- YOUR OBJECTIVE
Report the count of lines holding "working" in the records, with no other words.

(Data entries)
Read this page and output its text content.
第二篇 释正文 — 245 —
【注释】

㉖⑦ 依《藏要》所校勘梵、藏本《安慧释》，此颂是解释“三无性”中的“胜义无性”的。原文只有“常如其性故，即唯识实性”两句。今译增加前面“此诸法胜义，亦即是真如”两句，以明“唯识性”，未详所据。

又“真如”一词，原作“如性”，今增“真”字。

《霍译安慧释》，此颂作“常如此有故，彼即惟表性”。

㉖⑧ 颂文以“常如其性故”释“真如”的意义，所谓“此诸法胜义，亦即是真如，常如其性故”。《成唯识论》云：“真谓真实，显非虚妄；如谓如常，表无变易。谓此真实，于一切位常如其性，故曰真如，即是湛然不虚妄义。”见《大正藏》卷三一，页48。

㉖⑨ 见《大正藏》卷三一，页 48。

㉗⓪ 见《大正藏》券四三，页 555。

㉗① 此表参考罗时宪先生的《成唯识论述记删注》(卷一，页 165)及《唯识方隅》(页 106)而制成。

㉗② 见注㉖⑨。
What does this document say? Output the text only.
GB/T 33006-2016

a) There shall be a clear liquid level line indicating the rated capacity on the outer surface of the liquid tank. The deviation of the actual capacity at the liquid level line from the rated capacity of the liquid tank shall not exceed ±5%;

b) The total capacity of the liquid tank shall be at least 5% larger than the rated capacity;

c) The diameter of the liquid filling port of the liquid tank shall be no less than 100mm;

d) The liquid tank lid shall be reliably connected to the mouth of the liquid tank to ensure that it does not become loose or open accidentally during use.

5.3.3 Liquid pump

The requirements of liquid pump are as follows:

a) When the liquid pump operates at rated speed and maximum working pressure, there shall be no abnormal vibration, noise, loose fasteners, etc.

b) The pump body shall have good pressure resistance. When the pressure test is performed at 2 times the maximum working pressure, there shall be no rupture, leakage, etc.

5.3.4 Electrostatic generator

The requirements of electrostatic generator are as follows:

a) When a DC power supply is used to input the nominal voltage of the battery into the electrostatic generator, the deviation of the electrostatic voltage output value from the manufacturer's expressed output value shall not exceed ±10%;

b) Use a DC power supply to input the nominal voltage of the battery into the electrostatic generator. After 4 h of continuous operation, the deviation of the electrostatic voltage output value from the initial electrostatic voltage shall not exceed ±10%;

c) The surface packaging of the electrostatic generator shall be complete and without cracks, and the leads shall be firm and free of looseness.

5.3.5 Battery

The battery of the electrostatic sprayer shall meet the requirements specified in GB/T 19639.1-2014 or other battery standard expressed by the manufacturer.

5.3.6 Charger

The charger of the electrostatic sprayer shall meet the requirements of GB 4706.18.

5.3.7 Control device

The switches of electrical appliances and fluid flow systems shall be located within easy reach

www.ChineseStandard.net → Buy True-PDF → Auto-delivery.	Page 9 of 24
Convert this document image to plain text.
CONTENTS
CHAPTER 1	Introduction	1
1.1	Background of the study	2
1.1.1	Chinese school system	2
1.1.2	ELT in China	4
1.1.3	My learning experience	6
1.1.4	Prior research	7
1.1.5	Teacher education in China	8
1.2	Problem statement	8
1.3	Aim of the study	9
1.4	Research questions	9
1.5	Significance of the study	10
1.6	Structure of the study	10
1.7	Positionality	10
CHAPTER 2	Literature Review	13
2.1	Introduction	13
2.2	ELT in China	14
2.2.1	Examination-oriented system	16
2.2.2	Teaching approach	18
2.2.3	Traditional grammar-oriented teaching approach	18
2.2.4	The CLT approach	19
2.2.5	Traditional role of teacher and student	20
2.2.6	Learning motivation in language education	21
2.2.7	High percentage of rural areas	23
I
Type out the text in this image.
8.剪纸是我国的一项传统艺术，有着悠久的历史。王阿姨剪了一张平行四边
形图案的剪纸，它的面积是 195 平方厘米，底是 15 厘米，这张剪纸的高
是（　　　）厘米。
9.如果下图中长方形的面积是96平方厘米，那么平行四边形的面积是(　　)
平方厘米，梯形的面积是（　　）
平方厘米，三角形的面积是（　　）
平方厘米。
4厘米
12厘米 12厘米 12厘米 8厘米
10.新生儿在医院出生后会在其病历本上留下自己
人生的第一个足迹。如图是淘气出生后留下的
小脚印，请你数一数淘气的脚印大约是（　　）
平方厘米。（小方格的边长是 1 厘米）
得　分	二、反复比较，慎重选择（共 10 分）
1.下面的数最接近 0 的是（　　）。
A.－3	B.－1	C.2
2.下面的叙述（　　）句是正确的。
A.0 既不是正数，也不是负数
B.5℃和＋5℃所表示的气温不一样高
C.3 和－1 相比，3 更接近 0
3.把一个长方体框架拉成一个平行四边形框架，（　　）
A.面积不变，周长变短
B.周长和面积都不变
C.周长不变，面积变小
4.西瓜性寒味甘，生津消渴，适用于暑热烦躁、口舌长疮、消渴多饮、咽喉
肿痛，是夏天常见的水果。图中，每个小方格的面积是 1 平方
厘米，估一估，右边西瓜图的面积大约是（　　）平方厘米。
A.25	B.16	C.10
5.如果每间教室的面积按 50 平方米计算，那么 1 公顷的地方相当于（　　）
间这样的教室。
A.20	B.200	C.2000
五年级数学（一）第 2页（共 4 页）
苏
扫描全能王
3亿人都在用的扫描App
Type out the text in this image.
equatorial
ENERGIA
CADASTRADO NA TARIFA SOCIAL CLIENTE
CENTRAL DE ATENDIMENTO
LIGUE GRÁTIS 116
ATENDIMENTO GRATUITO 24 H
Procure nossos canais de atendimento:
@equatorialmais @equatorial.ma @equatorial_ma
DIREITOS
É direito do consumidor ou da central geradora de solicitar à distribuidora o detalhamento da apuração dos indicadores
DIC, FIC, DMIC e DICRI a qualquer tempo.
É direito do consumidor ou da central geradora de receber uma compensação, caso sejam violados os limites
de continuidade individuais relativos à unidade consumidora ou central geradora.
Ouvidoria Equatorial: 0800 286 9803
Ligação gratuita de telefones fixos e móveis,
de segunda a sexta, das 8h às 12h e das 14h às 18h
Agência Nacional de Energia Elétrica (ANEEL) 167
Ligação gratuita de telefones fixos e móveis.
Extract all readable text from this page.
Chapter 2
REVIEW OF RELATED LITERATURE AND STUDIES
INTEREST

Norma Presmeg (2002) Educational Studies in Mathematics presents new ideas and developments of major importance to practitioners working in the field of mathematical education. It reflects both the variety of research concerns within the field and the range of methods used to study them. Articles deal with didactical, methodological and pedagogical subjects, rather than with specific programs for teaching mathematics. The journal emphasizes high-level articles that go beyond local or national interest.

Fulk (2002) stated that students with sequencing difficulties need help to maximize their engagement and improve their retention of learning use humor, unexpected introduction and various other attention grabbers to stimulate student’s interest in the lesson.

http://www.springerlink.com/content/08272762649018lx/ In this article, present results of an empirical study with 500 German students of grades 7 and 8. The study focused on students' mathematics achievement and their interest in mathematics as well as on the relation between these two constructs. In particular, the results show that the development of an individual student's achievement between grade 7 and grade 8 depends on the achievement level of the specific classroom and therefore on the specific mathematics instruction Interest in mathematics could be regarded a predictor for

- FULL RESPONSE
3